WHAT IS REQUIRED: Look for "OCR this image." in the records below, then copy that line and every line after it, exactly and with nothing added.

STORED RECORDS:
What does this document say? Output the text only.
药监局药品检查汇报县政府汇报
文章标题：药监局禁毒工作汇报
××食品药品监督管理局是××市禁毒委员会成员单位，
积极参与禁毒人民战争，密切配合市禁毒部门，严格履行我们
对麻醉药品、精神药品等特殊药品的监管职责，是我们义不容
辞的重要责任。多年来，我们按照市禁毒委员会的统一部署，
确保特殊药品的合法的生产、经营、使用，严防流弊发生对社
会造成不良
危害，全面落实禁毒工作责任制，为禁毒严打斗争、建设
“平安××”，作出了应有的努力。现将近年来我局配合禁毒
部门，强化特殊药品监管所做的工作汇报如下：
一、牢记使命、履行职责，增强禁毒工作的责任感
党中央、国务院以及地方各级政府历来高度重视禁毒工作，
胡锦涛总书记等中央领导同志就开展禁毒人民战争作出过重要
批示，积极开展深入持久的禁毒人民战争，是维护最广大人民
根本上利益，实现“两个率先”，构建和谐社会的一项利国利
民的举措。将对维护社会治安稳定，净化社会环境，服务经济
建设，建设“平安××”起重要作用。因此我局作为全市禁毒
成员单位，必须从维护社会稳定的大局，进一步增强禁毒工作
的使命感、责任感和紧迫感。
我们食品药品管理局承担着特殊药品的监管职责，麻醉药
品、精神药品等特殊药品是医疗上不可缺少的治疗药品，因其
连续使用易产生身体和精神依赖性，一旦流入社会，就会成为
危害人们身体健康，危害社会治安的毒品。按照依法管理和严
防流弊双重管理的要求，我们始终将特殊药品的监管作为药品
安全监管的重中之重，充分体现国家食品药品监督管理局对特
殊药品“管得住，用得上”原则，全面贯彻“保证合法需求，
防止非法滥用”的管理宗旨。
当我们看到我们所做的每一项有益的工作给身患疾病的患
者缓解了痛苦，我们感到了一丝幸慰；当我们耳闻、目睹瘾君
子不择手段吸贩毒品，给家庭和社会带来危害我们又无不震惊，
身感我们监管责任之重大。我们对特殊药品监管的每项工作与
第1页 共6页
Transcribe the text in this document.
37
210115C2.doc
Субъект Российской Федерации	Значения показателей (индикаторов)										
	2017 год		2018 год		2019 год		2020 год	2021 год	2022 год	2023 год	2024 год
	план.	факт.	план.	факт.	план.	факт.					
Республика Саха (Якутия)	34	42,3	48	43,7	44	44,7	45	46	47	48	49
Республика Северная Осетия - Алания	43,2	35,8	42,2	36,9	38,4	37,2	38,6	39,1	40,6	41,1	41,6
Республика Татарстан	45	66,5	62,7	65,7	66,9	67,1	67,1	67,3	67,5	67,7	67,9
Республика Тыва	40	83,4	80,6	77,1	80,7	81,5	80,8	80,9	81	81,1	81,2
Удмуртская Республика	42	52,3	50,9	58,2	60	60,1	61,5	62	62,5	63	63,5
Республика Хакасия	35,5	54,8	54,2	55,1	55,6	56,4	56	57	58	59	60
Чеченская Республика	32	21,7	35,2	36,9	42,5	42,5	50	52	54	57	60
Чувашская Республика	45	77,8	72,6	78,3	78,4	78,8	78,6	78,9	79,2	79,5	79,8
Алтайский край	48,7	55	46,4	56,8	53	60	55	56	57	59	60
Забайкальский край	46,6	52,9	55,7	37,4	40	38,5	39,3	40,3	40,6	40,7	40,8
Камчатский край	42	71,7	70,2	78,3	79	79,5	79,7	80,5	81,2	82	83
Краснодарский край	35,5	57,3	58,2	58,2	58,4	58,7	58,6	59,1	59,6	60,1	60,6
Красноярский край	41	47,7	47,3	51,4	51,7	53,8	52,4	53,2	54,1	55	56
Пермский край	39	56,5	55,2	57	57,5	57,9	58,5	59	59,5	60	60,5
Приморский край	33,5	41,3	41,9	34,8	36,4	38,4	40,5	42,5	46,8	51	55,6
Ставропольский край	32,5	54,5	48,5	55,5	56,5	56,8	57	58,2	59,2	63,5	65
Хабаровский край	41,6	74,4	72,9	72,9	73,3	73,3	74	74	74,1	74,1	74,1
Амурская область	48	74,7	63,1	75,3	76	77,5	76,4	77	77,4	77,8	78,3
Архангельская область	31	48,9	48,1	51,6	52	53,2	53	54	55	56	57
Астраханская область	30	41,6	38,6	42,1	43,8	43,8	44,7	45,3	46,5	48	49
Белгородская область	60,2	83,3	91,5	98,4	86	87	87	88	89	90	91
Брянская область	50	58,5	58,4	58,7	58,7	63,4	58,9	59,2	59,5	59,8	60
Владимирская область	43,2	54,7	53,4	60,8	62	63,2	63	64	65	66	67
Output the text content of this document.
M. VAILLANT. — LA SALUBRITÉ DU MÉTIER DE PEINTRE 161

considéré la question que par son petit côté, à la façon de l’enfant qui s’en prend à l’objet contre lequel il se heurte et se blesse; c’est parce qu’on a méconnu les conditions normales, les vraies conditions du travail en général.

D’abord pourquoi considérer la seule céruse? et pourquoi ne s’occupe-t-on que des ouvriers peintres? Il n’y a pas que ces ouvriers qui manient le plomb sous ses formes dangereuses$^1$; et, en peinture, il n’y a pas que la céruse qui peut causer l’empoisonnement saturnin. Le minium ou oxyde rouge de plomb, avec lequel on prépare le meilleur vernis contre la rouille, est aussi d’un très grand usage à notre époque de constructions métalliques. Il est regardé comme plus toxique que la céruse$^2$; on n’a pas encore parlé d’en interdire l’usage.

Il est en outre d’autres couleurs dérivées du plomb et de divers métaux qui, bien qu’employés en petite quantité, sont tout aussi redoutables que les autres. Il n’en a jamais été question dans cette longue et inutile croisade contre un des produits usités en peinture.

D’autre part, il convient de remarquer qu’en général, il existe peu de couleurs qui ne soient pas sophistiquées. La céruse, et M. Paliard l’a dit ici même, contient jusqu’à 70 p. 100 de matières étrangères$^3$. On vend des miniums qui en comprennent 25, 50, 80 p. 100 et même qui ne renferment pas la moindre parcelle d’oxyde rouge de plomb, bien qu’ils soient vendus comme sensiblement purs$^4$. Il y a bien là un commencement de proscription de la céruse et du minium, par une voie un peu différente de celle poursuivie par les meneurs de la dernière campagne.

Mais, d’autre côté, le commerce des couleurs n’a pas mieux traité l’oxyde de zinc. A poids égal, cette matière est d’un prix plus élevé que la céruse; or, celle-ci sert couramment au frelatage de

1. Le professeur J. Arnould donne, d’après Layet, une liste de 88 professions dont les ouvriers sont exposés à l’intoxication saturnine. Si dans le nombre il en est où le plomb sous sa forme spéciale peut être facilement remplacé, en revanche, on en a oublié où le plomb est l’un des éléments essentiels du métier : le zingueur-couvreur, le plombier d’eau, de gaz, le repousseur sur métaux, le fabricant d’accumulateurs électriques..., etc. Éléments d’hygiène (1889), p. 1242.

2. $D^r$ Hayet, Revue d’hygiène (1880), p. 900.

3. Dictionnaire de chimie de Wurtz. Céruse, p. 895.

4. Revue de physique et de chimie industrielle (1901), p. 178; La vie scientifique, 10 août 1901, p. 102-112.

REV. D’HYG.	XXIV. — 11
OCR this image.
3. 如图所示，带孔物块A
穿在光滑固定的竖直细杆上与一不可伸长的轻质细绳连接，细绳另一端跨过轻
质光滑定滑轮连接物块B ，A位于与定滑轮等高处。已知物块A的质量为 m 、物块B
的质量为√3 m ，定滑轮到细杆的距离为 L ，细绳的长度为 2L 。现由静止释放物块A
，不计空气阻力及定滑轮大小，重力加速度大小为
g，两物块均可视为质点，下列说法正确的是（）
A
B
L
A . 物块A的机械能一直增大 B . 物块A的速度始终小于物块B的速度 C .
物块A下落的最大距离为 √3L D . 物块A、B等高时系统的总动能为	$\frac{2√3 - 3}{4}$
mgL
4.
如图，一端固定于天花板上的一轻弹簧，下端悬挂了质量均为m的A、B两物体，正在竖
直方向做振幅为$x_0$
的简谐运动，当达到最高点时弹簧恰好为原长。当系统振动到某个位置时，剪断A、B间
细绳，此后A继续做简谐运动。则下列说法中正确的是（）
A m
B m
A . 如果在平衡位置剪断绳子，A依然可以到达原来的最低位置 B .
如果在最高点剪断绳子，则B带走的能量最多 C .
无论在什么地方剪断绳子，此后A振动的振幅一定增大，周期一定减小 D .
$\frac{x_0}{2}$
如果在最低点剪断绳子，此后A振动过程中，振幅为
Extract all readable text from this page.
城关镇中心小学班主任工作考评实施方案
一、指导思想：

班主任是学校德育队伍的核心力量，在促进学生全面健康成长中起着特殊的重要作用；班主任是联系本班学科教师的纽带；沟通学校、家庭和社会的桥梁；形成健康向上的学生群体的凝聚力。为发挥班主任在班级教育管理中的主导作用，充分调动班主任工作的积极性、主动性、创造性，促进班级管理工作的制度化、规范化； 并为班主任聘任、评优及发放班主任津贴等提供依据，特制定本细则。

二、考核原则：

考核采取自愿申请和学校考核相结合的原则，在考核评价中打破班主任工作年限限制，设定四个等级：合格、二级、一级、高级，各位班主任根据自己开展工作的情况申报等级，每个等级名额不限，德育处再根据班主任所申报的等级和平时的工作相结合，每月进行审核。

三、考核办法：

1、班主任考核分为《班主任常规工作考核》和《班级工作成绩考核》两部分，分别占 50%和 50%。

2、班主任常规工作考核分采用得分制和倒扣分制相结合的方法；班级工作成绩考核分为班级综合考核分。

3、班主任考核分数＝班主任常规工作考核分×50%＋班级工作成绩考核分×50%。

TASK ANSWER:
OCR this image.
3. 如图所示，带孔物块A
穿在光滑固定的竖直细杆上与一不可伸长的轻质细绳连接，细绳另一端跨过轻
质光滑定滑轮连接物块B ，A位于与定滑轮等高处。已知物块A的质量为 m 、物块B
的质量为√3 m ，定滑轮到细杆的距离为 L ，细绳的长度为 2L 。现由静止释放物块A
，不计空气阻力及定滑轮大小，重力加速度大小为
g，两物块均可视为质点，下列说法正确的是（）
A
B
L
A . 物块A的机械能一直增大 B . 物块A的速度始终小于物块B的速度 C .
物块A下落的最大距离为 √3L D . 物块A、B等高时系统的总动能为	$\frac{2√3 - 3}{4}$
mgL
4.
如图，一端固定于天花板上的一轻弹簧，下端悬挂了质量均为m的A、B两物体，正在竖
直方向做振幅为$x_0$
的简谐运动，当达到最高点时弹簧恰好为原长。当系统振动到某个位置时，剪断A、B间
细绳，此后A继续做简谐运动。则下列说法中正确的是（）
A m
B m
A . 如果在平衡位置剪断绳子，A依然可以到达原来的最低位置 B .
如果在最高点剪断绳子，则B带走的能量最多 C .
无论在什么地方剪断绳子，此后A振动的振幅一定增大，周期一定减小 D .
$\frac{x_0}{2}$
如果在最低点剪断绳子，此后A振动过程中，振幅为
Extract all readable text from this page.
城关镇中心小学班主任工作考评实施方案
一、指导思想：

班主任是学校德育队伍的核心力量，在促进学生全面健康成长中起着特殊的重要作用；班主任是联系本班学科教师的纽带；沟通学校、家庭和社会的桥梁；形成健康向上的学生群体的凝聚力。为发挥班主任在班级教育管理中的主导作用，充分调动班主任工作的积极性、主动性、创造性，促进班级管理工作的制度化、规范化； 并为班主任聘任、评优及发放班主任津贴等提供依据，特制定本细则。

二、考核原则：

考核采取自愿申请和学校考核相结合的原则，在考核评价中打破班主任工作年限限制，设定四个等级：合格、二级、一级、高级，各位班主任根据自己开展工作的情况申报等级，每个等级名额不限，德育处再根据班主任所申报的等级和平时的工作相结合，每月进行审核。

三、考核办法：

1、班主任考核分为《班主任常规工作考核》和《班级工作成绩考核》两部分，分别占 50%和 50%。

2、班主任常规工作考核分采用得分制和倒扣分制相结合的方法；班级工作成绩考核分为班级综合考核分。

3、班主任考核分数＝班主任常规工作考核分×50%＋班级工作成绩考核分×50%。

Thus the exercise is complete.